Non furono solo la penna di Dos Passos e il pennello di Ben Shan a levarsi in difesa di Nick e Bart. All’epoca ne scrissero, con intensa partecipazione, Romain Rolland, Gorge Bernard Shaw e Albert Einstein. E da subito il processo e l’assassinio di Sacco e Vanzetti divennero canzoni popolari. La memoria non svanì. Nel 1947 il grande folk singer Woody Guthrie si recò a Boston per consultare gli atti del processo e scrisse – ora con un registro di cronaca, ora epico, ora ironico – le «Sacco & Vanzetti Ballads». Anche 20, 30 o 50 anni dopo dunque tanti non erano rassegnati a quel crimine di Stato. La vicenda arrivò sugli schermi statunitensi nel 1960 con «The Sacco e Vanzetti Story» diretto da Sidney Lumet; la Rai lo acquistò… per non trasmetterlo (uno scandalo che si ripeté con parecchi film o telefilm scomodi). La memoria di Nick e Bart approdò in scena molte volte: nel 2007 a esempio la persecuzione dei due anarchici è stata al centro di due insolite e interessanti idee teatrali.

La prima è «Sacco e Vanzetti, canzoni d’amore e di libertà» che ha esordito il 26 giugno a Imola. Una sorta di film-concerto: su immagini di repertorio e sulle sequenze (senza sonoro) del film di Montaldo, suonano e cantano Fabrizio Zanotti e Lino Rocco, utilizzando anche testi di Fabrizio De Andrè, Francesco Guccini e Claudio Lolli.

La seconda messa in scena, assai più ambiziosa, ha visto la luce negli stessi giorni  in Germania al Maschinenhau Prenzlauer Berg di Berlino dove la danzatrice e coreografa Mila Tomsich – è italiana ma da tempo residente in Germania – ha presentato un «Sacco e Vanzetti» schoccante, attualizzando la vicenda per lanciare un grido contro la pena di morte. E infatti questo teatro-danza ha avuto fra gli altri patrocini anche il sostegno di Amnesty International.

(Record mostrati)

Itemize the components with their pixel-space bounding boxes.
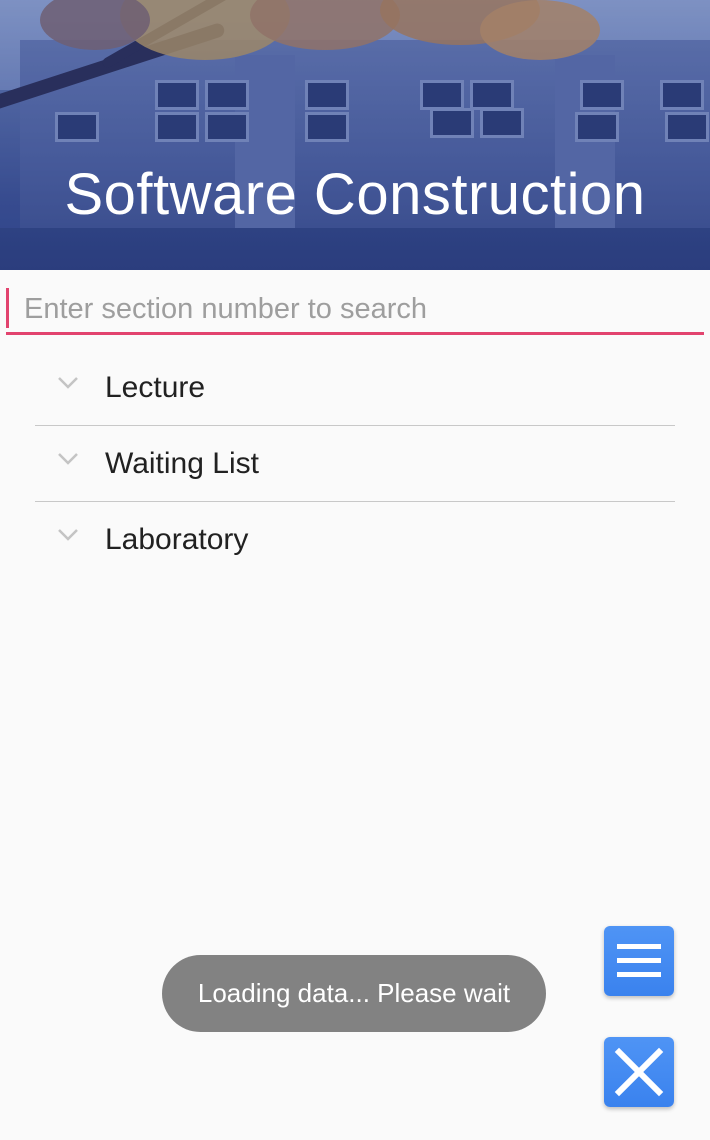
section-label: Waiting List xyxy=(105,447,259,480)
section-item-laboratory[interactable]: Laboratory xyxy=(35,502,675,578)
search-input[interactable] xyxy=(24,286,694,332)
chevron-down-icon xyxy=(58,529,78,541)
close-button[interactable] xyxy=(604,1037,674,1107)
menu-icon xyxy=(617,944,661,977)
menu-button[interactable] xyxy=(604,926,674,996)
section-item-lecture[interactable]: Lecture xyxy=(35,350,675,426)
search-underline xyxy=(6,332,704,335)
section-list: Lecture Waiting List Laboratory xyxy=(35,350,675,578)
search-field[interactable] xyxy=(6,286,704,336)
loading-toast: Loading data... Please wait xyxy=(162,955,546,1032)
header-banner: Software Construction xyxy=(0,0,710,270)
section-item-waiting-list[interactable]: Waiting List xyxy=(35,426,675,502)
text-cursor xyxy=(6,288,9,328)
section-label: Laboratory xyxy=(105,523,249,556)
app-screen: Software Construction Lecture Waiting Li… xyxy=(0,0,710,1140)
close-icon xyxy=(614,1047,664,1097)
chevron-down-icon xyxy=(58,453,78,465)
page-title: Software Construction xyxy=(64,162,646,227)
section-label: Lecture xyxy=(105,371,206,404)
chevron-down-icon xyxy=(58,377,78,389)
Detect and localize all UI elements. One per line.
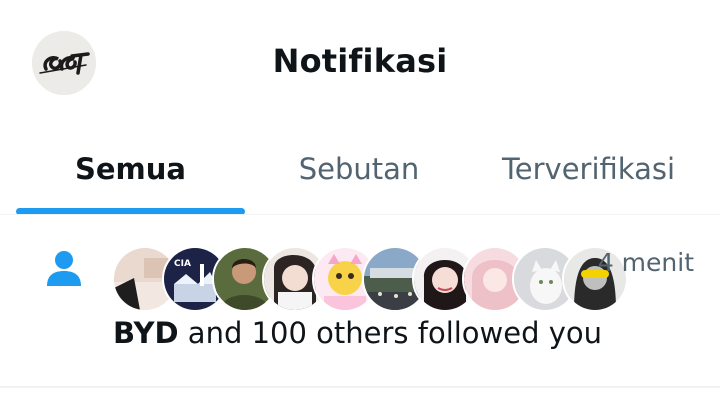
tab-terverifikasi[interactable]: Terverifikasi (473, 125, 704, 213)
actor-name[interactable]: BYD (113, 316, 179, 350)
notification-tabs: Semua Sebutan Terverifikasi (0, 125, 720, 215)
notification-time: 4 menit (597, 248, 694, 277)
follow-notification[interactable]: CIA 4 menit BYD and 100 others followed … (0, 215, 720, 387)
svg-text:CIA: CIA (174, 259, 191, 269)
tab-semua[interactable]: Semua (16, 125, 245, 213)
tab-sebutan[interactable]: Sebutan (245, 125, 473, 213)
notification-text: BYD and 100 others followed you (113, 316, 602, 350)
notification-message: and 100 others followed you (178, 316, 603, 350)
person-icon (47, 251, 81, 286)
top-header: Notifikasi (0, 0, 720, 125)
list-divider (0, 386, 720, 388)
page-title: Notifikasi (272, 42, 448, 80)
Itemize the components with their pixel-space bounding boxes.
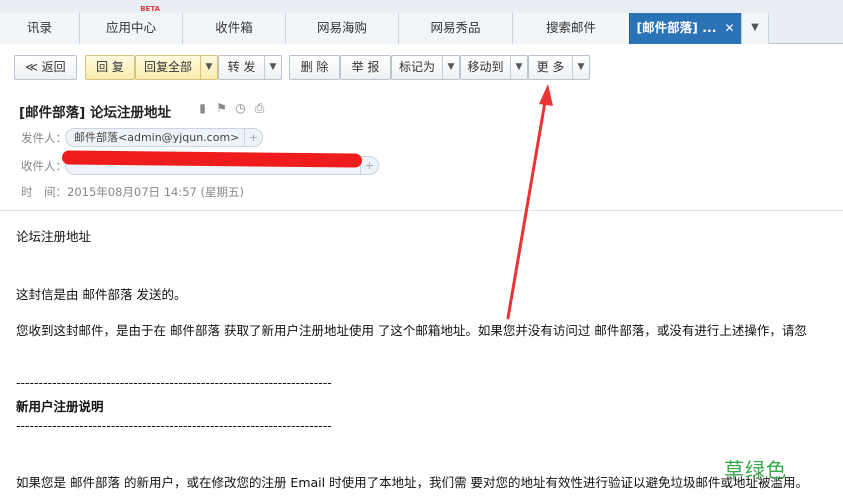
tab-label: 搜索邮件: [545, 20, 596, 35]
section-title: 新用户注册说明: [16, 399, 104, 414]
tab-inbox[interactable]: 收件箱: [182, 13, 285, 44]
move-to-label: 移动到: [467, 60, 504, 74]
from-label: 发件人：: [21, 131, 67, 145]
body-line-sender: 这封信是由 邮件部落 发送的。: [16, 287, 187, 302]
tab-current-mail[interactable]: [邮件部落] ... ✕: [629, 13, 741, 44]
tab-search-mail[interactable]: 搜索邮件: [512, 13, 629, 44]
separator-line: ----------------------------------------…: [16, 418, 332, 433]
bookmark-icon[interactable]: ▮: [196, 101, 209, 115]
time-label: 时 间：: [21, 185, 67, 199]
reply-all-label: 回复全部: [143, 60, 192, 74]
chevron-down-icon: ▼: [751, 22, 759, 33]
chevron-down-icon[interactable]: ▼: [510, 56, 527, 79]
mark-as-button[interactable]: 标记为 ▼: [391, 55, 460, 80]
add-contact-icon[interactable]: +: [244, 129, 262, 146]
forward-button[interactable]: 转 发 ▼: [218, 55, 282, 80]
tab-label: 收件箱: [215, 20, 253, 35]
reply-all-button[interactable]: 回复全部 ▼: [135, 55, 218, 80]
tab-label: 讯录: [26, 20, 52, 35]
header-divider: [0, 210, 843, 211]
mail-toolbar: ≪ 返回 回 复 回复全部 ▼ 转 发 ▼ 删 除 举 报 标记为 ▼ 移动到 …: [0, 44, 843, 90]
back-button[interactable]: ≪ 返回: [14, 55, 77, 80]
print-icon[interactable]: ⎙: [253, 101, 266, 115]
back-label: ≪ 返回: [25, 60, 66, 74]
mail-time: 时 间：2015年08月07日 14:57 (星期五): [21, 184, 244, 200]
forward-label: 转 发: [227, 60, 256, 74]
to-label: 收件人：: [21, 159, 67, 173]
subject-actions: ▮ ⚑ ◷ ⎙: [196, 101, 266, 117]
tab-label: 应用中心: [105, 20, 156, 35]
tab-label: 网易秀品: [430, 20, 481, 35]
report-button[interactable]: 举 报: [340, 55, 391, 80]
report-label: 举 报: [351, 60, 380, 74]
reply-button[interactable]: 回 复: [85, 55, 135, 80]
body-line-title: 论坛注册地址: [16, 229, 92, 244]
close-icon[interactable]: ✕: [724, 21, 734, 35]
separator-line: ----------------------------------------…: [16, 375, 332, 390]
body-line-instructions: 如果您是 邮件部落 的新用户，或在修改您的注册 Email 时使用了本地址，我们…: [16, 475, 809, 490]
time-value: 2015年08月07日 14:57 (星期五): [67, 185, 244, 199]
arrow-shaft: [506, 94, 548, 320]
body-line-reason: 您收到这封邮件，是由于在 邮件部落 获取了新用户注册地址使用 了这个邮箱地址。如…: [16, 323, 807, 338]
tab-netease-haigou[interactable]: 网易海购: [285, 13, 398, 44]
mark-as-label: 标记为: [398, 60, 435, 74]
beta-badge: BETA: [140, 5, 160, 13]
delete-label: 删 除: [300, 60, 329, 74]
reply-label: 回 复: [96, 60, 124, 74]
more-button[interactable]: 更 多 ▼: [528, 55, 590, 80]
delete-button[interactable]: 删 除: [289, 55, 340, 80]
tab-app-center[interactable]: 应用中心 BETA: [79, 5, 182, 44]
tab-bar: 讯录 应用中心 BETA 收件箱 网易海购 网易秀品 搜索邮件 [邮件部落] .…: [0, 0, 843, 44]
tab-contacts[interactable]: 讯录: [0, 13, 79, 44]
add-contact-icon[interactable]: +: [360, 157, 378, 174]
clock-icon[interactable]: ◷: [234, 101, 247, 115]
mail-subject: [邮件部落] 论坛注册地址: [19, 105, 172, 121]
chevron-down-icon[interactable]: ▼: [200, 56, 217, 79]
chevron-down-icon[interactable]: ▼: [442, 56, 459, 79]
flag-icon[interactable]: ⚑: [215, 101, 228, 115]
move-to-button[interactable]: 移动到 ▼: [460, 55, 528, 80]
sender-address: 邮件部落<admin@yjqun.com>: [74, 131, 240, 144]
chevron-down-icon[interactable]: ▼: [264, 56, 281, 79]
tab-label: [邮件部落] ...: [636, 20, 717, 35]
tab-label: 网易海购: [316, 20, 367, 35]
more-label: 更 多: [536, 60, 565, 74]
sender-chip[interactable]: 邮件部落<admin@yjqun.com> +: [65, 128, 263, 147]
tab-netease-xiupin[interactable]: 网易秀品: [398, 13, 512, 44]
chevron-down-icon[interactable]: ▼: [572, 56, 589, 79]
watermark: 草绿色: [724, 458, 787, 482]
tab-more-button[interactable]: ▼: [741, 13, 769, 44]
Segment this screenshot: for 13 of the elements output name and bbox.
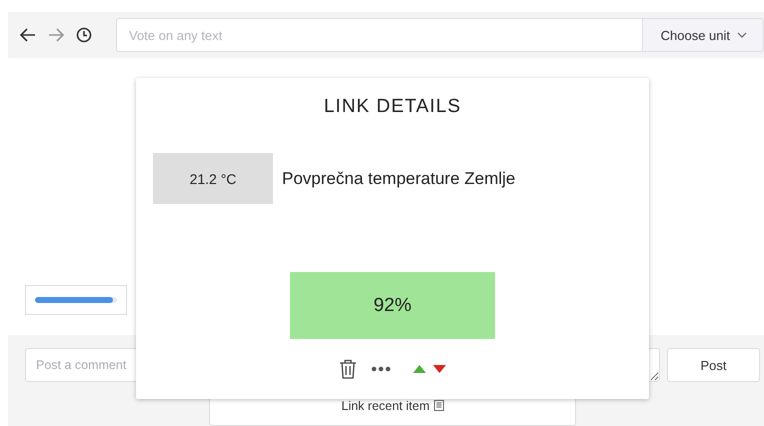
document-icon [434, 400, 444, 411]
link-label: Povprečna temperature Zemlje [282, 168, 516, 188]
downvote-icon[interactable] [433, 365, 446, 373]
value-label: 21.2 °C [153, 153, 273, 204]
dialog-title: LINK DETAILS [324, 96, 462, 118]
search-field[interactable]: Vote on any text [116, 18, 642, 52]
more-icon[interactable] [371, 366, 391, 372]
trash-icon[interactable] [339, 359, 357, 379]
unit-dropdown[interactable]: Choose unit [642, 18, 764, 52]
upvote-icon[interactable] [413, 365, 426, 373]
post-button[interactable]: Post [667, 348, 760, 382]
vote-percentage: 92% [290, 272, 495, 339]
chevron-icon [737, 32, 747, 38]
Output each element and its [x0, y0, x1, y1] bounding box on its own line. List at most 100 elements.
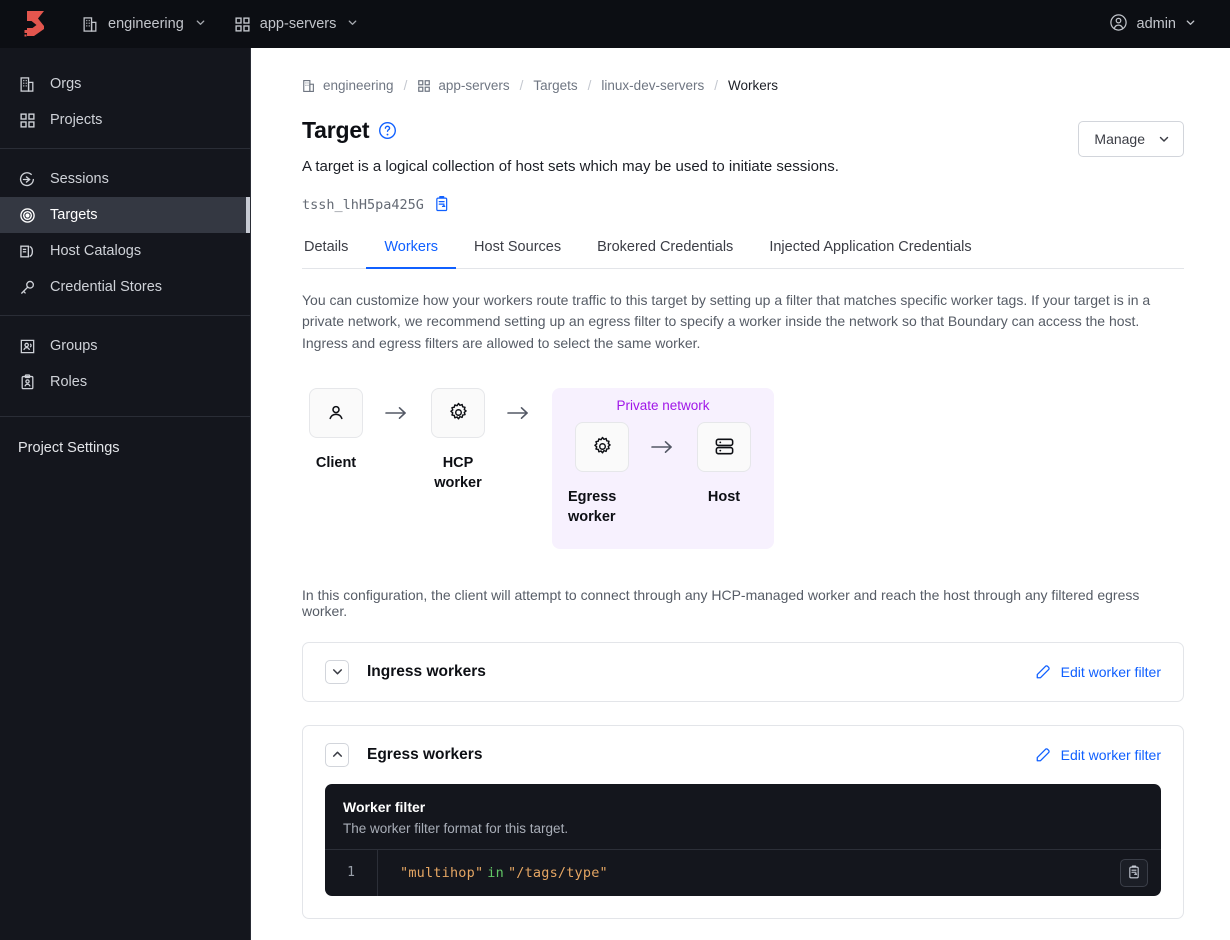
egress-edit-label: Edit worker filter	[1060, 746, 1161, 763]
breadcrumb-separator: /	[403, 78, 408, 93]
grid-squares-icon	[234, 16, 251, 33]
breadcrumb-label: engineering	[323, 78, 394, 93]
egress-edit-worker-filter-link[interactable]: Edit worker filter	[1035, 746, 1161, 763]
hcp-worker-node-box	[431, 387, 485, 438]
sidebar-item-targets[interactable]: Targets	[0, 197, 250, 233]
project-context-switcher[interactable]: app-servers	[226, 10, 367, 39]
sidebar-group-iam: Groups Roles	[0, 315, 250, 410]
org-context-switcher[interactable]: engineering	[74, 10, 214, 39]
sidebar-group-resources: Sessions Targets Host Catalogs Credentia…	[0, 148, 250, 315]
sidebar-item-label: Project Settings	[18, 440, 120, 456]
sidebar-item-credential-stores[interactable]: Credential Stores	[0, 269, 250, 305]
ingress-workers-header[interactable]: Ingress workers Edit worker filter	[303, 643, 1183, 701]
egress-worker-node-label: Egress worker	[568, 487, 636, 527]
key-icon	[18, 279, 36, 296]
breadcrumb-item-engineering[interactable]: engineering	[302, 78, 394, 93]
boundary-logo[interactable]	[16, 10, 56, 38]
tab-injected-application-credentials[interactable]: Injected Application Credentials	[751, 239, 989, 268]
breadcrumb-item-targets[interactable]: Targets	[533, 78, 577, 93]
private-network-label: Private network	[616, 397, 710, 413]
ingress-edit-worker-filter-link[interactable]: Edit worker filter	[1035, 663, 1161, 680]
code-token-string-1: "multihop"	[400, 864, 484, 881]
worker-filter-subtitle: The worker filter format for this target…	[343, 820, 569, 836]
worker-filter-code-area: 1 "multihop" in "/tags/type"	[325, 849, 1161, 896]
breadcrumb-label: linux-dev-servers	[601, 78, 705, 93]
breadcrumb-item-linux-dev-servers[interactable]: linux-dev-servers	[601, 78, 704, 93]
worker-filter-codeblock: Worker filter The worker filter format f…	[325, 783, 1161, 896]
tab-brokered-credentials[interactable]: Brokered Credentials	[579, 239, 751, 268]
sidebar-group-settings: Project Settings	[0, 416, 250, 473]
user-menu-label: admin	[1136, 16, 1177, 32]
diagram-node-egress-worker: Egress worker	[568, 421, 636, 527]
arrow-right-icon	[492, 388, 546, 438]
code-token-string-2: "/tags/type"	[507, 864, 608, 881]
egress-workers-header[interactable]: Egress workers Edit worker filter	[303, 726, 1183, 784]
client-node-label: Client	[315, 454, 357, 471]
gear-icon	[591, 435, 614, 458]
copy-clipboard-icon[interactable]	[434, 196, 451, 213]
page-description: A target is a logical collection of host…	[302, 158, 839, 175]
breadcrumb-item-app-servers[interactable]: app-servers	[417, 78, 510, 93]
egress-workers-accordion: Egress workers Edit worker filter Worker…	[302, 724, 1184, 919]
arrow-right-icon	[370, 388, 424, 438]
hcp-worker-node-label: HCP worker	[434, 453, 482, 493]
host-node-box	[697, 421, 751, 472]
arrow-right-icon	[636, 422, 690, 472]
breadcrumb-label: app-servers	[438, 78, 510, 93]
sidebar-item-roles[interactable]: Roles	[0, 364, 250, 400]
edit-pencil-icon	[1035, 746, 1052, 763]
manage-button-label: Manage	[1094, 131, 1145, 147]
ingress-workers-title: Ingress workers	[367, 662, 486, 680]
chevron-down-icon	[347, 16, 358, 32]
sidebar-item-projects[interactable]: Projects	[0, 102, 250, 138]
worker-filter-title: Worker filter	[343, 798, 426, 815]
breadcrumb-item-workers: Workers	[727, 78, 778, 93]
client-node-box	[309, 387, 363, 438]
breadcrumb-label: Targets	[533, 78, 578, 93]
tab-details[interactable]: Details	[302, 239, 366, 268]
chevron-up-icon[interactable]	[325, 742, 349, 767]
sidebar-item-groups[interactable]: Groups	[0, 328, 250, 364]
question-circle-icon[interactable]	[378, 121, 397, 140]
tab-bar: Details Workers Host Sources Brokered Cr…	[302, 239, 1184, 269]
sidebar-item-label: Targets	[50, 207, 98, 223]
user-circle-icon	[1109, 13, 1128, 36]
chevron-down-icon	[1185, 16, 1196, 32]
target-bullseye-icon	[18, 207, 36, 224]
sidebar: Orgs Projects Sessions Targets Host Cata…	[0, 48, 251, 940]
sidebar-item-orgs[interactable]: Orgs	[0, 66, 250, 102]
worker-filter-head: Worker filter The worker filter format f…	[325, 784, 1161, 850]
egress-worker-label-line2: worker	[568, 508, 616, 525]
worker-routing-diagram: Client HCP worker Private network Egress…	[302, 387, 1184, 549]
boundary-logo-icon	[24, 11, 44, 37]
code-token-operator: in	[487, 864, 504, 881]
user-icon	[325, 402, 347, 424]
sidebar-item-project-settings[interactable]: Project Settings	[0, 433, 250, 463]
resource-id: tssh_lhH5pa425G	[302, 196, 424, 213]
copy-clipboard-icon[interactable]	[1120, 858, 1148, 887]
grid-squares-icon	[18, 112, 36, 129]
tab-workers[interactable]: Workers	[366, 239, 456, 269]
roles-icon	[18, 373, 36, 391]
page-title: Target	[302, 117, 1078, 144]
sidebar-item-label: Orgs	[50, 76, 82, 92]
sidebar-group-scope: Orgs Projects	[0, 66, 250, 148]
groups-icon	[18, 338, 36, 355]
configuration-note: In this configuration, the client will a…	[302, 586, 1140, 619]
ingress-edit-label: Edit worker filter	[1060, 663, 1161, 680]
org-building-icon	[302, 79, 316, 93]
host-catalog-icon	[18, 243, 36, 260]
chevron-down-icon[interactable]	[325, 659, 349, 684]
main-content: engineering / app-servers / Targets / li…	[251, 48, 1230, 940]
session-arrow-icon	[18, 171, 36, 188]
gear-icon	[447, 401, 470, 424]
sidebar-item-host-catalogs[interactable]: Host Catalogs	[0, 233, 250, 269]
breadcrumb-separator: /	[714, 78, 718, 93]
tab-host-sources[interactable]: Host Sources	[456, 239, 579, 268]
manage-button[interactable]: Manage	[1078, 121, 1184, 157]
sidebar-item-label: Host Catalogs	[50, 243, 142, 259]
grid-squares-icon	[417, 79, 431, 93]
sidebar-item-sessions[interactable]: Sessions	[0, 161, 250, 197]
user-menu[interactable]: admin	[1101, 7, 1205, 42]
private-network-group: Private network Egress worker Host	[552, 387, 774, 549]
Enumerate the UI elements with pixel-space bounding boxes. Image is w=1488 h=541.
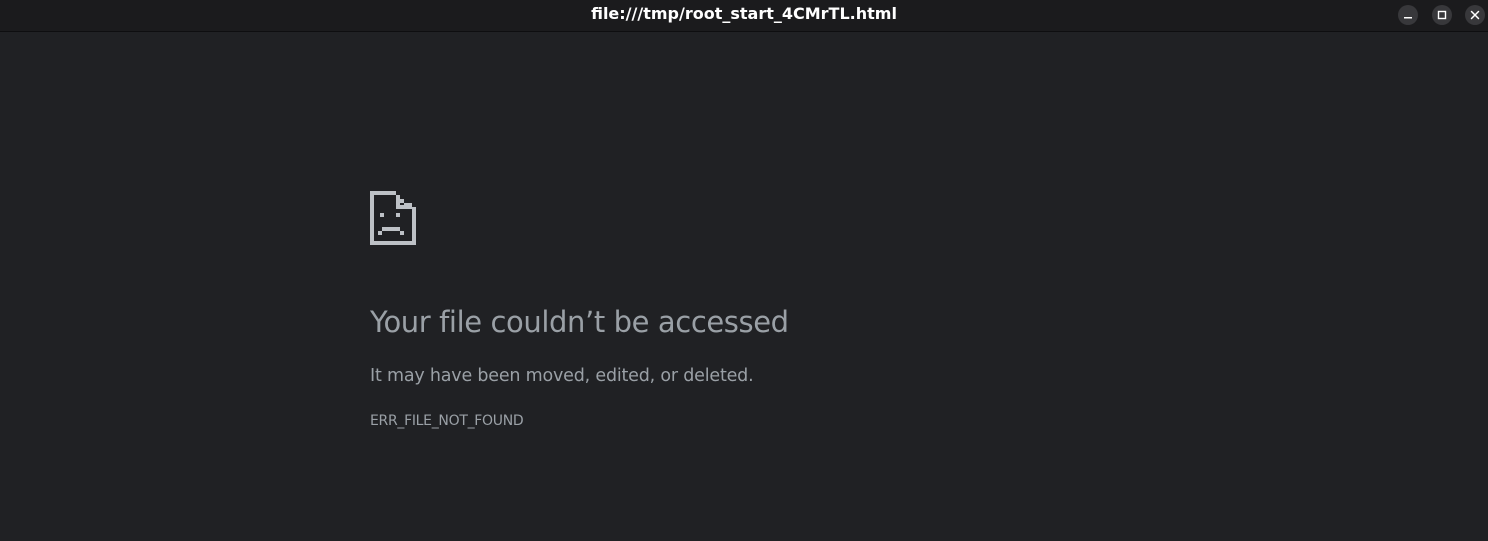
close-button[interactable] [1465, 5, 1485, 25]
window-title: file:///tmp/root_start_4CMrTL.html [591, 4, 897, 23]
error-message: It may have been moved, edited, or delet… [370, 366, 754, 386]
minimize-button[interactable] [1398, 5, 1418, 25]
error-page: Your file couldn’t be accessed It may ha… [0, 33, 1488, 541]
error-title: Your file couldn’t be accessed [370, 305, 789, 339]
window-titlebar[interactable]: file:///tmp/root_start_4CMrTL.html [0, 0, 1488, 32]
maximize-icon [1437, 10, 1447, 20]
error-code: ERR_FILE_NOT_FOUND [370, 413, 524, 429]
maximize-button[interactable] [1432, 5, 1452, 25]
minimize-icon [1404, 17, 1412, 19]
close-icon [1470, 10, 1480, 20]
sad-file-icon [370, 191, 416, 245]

(Attività richieste)
**a)** Secondo il brano su Sacco e Vanzetti, in che anno Woody Guthrie andò a Boston per consultare gli atti del processo?
**b)** Prosegui il brano su Sacco e Vanzetti a partire dalla sua ultima frase.
I record riportati provengono da un'altra fonte.

(Risposte alle attività)
**a)** Nel 1947.

**b)**
Come spiega Mila Tomsich, «Nick e Bart rivivono a Berlino nell’eterna ritualità del teatro,  testimoniando contro l’irreparabile follia della pena di morte. A ottant’anni dall’assassinio di Sacco e Vanzetti, ho voluto realizzare non solo uno spettacolo che renda loro giustizia, che ne trasmetta pensieri, speranze e sogni ma anche lanciare un sasso contro la pena di morte. Più che la commemorazione ho cercato di costruire un processo catartico d’immedesimazione per un pubblico inter-generazionale di fronte a un dramma tragicamente attuale in un mondo dove ogni giorno muoiono ancora troppi “stranieri”, innocenti… e dimenticati». Nel lavoro della Tomsich si ricorda come Vanzetti in carcere singhiozzasse nel leggere il  «Canto di un pastore errante nell’Asia» di Giacomo Leopardi e da qui si parte, fra sogno e ricordo, per viaggiare in mondi irreali eppure più veri e intensi del “vero”, per perdersi nel tempo così dando un valore sempre attuale alla passione di Nick e Bart e alla violenza del potere, fuori da ogni contesto e cronologia.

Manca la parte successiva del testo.